Copy all lines holding the word "this" from the entries.
======
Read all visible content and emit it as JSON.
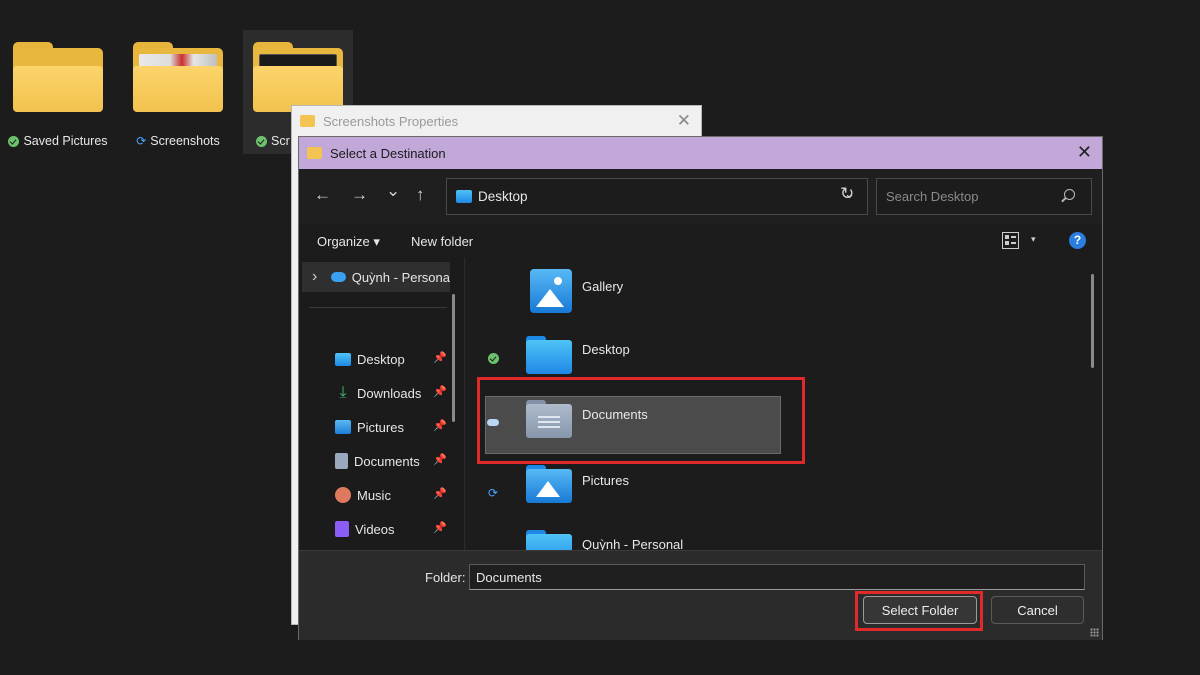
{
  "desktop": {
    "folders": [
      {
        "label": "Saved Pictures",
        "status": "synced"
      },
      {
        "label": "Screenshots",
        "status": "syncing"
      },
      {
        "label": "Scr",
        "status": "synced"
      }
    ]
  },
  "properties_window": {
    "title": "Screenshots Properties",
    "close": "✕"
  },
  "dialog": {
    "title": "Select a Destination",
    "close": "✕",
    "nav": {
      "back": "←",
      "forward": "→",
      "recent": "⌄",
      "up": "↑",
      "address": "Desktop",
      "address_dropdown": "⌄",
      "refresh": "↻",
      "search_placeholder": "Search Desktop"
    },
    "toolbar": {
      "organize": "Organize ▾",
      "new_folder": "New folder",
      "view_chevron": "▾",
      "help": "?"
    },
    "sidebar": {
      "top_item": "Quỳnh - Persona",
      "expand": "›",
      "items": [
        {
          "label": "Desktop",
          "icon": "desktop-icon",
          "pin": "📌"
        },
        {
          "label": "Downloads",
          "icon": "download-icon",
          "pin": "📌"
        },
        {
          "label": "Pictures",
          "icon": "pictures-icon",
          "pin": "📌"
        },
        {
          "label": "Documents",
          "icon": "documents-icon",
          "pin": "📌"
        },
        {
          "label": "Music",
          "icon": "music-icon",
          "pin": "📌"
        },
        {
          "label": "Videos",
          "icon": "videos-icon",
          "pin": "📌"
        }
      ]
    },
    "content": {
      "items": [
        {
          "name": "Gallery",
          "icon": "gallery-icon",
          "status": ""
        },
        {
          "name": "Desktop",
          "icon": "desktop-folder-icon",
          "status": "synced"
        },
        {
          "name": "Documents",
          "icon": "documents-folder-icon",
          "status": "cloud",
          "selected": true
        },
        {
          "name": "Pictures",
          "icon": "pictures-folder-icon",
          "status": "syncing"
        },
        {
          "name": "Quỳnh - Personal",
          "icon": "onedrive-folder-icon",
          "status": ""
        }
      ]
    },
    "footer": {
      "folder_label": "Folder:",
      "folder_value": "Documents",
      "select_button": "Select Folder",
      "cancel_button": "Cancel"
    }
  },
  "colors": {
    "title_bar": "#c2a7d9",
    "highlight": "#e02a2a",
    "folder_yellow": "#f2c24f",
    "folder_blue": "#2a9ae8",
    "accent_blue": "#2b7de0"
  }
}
======
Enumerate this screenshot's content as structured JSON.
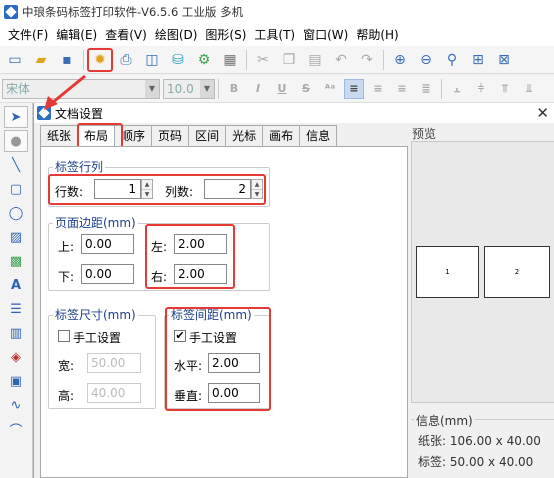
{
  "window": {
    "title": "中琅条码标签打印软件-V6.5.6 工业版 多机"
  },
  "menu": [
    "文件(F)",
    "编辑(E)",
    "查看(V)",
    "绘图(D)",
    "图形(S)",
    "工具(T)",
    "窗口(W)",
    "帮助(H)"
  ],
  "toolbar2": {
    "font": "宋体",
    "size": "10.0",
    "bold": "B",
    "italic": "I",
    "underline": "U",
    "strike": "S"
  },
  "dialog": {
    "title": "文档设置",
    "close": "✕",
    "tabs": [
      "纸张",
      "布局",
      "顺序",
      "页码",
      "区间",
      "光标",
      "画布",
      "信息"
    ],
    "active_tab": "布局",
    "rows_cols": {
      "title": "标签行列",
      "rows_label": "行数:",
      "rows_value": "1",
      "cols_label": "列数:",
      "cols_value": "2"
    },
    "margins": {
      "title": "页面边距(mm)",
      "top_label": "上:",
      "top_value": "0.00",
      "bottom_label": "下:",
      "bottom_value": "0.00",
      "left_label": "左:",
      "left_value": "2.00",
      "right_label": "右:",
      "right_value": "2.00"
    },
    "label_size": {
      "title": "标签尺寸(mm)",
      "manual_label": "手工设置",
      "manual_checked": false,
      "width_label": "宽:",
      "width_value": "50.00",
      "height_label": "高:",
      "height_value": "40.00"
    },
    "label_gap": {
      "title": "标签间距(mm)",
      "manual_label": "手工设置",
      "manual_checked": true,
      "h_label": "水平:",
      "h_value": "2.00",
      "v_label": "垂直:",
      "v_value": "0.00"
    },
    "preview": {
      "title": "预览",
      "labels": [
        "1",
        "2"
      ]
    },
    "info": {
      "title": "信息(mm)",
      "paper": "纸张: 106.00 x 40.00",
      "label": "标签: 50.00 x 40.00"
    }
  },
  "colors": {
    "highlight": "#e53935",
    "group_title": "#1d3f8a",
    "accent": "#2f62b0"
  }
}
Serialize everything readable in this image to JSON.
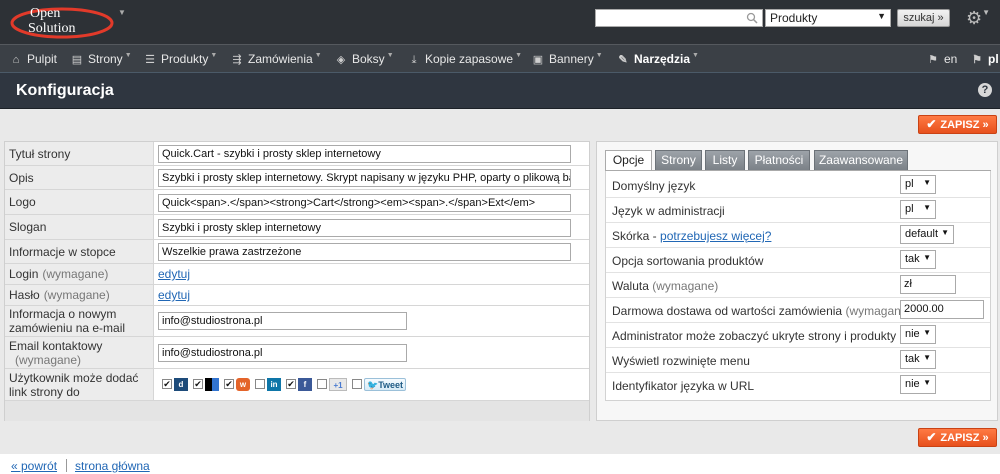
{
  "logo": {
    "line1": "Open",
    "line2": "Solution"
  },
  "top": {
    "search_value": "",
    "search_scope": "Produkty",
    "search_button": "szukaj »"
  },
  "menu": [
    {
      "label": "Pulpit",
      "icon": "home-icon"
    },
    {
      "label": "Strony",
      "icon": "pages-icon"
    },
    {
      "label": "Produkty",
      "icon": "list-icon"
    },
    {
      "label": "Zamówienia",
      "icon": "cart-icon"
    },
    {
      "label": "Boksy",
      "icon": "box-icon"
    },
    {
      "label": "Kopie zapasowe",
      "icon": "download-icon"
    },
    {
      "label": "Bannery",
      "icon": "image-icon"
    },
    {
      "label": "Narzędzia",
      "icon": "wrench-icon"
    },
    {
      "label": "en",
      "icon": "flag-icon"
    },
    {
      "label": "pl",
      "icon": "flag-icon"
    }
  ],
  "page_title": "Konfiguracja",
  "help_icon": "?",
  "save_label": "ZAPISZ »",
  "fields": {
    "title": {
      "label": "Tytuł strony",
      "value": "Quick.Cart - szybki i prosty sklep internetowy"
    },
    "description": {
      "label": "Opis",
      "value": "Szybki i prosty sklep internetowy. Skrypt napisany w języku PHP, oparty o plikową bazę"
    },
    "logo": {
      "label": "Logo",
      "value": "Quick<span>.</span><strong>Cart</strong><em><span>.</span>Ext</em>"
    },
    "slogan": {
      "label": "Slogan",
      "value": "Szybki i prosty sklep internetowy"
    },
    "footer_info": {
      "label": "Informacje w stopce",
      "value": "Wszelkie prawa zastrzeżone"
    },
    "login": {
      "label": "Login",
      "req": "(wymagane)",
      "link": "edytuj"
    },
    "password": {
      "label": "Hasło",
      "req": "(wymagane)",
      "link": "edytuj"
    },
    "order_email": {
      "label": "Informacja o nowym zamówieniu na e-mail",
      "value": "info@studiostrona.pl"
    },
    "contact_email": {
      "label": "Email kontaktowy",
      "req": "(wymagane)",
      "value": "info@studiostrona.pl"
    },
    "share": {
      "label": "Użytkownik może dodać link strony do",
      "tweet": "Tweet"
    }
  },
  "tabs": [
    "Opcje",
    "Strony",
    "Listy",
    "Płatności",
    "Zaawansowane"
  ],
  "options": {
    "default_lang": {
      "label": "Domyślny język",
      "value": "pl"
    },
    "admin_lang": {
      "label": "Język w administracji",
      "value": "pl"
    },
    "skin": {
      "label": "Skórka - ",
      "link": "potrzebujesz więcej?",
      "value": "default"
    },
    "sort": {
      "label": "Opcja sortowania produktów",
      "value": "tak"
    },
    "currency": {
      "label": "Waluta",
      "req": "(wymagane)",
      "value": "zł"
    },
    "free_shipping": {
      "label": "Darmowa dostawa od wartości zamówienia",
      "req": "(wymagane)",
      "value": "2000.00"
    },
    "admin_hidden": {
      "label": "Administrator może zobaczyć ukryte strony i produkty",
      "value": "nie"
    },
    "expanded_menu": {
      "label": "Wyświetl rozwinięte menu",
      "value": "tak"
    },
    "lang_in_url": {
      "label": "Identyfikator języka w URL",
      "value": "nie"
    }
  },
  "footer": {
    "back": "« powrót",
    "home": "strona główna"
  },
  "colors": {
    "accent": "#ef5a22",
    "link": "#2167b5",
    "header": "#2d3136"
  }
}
======
The response |
Enumerate this screenshot's content as structured JSON.
Serialize everything readable in this image to JSON.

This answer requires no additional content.